• What is needed: Pick out the lines containing "базиликом".

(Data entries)
•••

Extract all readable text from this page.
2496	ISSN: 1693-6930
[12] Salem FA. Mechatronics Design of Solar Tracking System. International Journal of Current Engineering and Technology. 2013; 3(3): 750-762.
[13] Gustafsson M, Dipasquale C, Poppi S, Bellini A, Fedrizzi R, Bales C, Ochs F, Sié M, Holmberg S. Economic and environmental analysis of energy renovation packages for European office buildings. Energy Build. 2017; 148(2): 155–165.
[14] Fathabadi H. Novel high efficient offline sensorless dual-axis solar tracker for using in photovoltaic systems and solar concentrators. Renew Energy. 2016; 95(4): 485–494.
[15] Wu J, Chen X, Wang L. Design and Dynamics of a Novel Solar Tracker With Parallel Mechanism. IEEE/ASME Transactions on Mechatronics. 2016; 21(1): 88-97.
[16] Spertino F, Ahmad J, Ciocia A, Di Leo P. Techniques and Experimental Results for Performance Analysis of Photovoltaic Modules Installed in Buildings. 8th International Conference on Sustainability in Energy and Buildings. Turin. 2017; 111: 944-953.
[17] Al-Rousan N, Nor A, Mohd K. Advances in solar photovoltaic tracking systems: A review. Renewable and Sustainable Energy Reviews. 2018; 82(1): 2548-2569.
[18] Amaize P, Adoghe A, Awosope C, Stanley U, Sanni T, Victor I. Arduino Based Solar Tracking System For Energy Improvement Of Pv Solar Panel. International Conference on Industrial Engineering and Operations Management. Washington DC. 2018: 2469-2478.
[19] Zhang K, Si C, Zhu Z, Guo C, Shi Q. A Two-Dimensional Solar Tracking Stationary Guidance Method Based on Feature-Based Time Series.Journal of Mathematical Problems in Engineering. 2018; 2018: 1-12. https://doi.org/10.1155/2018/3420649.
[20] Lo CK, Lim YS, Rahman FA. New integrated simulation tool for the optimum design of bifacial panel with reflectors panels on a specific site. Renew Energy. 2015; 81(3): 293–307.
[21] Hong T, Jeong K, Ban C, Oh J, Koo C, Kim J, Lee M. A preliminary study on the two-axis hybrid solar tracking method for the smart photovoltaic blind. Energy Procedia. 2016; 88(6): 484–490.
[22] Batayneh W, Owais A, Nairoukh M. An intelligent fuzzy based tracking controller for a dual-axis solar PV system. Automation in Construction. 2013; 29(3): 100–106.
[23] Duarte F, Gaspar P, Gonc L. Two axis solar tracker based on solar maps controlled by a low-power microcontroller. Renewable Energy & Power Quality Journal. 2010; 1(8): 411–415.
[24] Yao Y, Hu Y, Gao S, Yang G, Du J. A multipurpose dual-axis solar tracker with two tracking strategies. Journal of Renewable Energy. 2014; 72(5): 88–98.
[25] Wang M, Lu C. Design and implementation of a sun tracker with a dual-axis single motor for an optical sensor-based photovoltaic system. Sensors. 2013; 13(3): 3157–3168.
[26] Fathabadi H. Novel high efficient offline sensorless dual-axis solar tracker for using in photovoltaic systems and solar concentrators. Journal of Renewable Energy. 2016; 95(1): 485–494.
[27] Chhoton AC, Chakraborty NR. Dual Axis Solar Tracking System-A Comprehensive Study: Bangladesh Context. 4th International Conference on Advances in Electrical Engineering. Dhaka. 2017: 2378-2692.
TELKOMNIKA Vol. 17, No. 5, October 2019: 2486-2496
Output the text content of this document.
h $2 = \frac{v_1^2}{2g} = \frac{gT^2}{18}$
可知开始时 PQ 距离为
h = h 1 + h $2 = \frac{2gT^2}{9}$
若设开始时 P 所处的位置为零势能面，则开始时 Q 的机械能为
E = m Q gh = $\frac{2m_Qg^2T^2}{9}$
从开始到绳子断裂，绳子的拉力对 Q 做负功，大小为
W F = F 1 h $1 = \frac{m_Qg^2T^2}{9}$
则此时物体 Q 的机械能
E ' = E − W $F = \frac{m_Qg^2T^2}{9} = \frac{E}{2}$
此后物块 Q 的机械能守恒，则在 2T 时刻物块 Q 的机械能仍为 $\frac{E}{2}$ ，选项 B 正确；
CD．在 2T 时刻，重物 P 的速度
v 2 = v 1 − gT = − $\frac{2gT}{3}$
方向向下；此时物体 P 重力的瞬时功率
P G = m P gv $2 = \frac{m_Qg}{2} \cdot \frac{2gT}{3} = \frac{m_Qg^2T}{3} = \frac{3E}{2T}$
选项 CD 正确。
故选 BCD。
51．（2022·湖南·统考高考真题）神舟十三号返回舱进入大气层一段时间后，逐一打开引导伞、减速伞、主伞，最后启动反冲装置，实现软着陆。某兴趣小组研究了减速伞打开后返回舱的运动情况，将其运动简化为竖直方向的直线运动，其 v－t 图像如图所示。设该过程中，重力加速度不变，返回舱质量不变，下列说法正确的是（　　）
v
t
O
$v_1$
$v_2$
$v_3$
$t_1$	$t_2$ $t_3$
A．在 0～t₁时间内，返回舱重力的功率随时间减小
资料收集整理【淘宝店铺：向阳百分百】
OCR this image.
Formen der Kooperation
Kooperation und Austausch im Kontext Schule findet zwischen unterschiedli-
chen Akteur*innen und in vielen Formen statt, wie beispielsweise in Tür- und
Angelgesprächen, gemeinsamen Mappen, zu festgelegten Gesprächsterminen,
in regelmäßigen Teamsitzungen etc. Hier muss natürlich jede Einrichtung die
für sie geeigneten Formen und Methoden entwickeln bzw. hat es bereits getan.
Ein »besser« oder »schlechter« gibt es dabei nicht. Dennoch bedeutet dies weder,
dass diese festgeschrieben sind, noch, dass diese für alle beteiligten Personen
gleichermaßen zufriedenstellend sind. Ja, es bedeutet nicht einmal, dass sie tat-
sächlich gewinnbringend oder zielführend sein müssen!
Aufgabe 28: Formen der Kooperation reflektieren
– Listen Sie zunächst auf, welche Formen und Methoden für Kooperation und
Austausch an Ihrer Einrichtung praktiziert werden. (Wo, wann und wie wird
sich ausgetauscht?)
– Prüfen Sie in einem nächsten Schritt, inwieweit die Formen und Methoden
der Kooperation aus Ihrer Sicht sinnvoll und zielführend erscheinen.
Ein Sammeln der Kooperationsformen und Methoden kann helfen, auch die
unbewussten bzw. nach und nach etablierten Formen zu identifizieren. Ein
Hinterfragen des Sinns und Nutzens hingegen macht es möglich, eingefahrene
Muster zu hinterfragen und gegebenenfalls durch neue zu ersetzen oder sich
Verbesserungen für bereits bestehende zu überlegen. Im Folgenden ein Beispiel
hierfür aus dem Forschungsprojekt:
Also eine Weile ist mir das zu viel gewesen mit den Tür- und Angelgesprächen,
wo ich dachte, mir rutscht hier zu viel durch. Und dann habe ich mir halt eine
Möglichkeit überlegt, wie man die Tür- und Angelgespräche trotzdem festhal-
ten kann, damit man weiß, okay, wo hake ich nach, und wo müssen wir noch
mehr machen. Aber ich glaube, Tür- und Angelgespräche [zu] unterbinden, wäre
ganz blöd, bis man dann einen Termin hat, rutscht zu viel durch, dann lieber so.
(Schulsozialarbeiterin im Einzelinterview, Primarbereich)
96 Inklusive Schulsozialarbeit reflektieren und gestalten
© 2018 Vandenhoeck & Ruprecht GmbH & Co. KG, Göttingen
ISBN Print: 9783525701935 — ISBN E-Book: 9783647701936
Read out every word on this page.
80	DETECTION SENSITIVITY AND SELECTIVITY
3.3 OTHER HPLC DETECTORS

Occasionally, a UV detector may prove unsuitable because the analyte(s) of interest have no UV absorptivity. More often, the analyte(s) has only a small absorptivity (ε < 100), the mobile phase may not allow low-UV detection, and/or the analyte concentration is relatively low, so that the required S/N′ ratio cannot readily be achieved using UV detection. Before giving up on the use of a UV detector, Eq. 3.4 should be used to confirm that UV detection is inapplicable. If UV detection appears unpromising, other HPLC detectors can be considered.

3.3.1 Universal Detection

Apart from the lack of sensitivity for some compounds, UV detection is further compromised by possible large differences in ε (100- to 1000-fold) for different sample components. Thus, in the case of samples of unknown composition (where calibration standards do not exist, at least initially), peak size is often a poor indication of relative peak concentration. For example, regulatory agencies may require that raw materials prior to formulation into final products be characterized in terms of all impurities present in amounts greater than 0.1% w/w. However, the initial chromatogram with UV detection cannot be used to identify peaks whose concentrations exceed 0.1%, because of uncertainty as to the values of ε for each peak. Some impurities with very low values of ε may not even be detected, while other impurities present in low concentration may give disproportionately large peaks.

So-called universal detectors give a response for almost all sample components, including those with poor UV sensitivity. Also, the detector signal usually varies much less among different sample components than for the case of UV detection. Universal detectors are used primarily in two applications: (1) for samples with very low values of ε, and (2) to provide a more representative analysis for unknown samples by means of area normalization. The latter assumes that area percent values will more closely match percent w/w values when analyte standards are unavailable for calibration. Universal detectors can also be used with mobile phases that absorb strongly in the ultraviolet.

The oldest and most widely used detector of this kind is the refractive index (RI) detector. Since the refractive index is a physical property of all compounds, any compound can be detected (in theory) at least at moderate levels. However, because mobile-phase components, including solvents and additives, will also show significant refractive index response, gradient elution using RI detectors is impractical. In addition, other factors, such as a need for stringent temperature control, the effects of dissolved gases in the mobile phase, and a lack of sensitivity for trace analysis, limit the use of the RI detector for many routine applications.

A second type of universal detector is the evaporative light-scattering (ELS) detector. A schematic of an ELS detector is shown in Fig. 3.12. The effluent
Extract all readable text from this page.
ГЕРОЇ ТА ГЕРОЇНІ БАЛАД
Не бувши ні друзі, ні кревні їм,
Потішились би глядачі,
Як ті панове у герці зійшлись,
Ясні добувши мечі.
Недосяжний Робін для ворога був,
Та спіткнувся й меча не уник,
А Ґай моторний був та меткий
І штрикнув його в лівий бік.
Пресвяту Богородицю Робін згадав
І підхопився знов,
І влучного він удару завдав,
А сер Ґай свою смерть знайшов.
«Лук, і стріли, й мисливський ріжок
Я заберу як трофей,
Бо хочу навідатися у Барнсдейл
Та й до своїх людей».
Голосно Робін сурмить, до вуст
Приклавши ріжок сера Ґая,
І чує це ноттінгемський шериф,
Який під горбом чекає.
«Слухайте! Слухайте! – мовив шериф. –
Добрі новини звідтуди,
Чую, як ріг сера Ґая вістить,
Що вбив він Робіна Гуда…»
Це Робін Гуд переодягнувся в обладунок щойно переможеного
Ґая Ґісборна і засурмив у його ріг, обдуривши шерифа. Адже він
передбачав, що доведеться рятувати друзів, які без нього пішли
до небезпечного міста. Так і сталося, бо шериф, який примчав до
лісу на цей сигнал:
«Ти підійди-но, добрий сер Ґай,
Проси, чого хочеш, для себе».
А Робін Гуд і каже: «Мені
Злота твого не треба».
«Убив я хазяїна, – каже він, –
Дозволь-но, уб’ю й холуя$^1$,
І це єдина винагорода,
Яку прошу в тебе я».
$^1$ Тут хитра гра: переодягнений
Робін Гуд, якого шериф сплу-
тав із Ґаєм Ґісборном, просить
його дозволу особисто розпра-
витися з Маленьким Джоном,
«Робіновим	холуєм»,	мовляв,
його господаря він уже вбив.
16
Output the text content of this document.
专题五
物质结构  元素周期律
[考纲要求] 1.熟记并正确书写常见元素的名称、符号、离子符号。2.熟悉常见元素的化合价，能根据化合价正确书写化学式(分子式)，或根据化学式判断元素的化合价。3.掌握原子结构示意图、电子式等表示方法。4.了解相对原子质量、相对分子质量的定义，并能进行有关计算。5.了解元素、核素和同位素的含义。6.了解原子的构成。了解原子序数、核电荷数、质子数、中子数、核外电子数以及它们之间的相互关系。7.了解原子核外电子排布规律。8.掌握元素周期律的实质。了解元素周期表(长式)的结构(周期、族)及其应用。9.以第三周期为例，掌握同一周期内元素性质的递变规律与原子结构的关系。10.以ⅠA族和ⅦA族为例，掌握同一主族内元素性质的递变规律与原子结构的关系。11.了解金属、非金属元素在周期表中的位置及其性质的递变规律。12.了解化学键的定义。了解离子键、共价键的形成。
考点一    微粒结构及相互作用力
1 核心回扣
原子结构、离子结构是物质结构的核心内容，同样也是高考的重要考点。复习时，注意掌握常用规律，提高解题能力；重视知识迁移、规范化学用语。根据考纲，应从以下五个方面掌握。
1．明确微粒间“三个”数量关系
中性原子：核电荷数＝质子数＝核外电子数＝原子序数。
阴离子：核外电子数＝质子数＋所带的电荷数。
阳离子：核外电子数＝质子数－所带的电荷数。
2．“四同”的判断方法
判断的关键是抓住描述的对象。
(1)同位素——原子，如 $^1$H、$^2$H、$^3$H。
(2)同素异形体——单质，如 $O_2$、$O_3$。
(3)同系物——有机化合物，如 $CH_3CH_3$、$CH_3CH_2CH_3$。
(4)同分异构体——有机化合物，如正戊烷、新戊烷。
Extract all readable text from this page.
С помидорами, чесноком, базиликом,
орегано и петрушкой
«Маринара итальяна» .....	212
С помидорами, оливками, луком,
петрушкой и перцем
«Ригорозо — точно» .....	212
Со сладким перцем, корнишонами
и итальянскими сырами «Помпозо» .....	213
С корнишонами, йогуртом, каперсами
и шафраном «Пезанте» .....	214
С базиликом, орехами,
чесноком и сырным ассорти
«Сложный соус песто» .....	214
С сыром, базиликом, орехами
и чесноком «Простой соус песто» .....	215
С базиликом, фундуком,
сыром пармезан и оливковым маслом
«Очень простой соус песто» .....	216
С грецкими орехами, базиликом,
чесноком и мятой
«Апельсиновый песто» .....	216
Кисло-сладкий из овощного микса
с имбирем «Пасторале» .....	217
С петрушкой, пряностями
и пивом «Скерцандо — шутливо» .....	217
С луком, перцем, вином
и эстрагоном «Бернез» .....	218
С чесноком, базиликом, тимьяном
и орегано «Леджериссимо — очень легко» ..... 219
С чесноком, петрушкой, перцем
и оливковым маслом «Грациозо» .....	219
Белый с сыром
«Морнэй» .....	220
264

•••

• Solution for this task:
С помидорами, чесноком, базиликом,
С базиликом, орехами,
С сыром, базиликом, орехами
С базиликом, фундуком,
С грецкими орехами, базиликом,
С чесноком, базиликом, тимьяном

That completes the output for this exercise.